#### Exercise directions
Work through the material below line by line and say how many lines include the word "page". Only the number, please.

(Dataset items)
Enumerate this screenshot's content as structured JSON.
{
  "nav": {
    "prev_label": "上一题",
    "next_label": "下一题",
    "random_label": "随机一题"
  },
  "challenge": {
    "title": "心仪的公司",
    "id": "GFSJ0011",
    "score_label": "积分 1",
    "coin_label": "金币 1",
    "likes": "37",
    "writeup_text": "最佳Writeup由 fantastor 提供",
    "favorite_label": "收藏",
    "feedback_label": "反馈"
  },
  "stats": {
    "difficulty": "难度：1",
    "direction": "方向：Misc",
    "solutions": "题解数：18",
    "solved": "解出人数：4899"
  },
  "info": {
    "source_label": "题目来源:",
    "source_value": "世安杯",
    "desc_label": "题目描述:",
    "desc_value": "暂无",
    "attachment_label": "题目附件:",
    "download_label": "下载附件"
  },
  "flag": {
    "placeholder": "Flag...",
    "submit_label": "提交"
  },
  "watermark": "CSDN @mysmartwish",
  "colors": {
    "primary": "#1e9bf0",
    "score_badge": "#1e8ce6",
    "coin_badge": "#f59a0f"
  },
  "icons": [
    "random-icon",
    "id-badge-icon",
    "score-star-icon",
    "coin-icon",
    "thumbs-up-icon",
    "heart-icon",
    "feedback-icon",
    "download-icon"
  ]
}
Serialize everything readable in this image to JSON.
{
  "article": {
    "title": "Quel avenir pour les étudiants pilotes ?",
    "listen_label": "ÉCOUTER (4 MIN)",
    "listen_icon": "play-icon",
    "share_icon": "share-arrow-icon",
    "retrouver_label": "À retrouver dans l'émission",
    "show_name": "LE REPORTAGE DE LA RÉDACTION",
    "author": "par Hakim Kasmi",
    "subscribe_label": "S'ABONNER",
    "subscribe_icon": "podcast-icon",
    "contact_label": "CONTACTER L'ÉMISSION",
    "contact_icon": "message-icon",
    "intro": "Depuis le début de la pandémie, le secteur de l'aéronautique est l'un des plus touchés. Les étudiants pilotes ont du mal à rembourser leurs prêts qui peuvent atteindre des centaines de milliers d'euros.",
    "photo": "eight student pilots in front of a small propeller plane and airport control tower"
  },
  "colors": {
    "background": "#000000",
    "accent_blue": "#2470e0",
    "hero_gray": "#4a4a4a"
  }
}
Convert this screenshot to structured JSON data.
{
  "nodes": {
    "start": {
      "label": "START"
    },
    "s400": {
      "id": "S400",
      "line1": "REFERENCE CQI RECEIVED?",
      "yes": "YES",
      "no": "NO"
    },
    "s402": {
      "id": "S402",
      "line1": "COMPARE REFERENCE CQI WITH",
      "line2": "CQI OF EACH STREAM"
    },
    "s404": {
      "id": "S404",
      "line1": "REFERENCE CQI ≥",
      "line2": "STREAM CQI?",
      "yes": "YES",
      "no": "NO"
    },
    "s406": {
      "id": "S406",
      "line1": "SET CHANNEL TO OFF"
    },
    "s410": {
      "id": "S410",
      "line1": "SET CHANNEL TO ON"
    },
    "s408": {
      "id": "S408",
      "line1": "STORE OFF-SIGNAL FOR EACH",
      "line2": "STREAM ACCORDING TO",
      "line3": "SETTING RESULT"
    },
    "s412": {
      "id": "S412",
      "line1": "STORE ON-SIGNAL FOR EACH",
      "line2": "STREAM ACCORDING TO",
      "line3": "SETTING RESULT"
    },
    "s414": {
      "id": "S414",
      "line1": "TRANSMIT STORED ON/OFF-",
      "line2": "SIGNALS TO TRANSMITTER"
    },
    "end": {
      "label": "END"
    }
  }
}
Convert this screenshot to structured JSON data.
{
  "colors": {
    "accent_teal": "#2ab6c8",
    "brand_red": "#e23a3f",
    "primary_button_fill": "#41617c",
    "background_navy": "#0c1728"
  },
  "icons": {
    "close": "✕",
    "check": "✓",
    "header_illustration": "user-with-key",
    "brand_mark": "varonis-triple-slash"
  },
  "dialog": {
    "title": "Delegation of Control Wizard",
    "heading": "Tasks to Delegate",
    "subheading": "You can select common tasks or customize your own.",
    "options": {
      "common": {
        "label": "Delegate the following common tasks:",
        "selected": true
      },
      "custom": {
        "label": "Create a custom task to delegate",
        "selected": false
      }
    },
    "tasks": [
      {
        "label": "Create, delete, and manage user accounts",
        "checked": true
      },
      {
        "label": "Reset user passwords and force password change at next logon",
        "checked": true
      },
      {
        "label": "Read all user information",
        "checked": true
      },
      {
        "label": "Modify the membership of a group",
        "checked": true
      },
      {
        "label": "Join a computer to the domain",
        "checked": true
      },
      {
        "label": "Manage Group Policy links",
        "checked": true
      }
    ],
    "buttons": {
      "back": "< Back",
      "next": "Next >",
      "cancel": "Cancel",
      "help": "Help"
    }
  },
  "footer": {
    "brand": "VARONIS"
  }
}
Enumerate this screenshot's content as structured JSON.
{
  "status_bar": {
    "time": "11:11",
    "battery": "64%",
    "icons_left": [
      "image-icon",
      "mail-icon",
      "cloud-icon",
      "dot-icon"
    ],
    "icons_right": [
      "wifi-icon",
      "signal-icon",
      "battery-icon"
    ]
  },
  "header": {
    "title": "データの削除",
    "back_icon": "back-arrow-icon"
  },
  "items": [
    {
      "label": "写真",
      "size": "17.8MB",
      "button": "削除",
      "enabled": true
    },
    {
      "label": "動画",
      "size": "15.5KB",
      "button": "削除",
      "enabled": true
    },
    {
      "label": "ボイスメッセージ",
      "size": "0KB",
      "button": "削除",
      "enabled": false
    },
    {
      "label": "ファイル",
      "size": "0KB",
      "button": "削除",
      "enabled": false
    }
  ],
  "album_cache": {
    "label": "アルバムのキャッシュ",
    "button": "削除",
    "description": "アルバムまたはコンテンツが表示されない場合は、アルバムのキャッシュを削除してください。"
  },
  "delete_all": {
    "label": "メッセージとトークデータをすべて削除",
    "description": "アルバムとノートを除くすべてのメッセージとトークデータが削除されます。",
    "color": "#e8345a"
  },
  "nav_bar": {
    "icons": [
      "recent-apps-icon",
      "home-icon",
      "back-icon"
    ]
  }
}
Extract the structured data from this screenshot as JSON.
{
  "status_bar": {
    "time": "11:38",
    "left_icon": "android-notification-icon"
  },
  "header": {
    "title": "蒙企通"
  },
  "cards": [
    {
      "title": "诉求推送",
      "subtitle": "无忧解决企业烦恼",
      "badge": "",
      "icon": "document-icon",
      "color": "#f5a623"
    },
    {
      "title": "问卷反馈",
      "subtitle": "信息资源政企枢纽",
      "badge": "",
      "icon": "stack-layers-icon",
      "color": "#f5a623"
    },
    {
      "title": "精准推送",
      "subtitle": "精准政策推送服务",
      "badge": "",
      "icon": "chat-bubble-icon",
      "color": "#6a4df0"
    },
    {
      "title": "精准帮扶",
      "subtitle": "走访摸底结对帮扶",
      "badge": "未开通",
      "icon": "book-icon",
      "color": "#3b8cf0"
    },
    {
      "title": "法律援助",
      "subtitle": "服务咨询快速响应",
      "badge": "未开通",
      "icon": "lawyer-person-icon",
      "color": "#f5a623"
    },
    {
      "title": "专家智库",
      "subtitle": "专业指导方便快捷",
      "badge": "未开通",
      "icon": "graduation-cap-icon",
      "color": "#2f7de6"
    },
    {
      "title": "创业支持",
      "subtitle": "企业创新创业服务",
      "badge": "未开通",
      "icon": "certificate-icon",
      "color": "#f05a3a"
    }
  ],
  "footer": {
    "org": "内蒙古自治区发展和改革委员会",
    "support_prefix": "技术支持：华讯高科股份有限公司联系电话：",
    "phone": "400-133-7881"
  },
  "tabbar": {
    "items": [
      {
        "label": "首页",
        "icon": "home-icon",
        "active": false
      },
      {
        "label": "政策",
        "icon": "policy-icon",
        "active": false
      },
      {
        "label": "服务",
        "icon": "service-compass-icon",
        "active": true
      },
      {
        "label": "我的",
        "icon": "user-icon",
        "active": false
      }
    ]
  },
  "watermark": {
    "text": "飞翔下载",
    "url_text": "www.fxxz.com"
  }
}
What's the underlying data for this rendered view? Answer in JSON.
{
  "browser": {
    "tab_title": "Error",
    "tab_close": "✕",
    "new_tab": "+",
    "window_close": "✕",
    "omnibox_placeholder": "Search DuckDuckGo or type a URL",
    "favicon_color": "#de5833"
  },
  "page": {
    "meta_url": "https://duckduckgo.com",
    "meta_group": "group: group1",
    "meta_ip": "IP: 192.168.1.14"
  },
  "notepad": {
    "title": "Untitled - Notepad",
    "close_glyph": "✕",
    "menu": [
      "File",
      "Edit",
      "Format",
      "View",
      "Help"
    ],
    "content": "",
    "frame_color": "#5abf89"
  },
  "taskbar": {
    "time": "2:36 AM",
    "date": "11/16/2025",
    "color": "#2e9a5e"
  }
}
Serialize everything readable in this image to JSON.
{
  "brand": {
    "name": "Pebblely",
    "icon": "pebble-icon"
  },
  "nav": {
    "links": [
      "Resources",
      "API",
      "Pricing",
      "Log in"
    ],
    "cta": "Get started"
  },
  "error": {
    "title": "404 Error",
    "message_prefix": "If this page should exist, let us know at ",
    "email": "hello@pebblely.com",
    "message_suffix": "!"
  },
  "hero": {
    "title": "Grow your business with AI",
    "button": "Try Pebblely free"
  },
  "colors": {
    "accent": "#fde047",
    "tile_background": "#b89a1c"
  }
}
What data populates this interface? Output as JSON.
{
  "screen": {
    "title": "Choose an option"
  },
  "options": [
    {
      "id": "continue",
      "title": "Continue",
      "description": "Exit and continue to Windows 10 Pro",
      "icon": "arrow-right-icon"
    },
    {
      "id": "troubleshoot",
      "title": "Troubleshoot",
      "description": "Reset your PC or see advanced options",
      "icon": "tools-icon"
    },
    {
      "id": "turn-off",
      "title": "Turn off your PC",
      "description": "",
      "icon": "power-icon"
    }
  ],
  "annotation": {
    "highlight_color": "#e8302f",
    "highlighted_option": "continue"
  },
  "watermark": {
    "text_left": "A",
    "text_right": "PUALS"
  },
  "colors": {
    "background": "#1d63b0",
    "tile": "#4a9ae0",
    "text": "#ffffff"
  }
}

#### Problem solution
2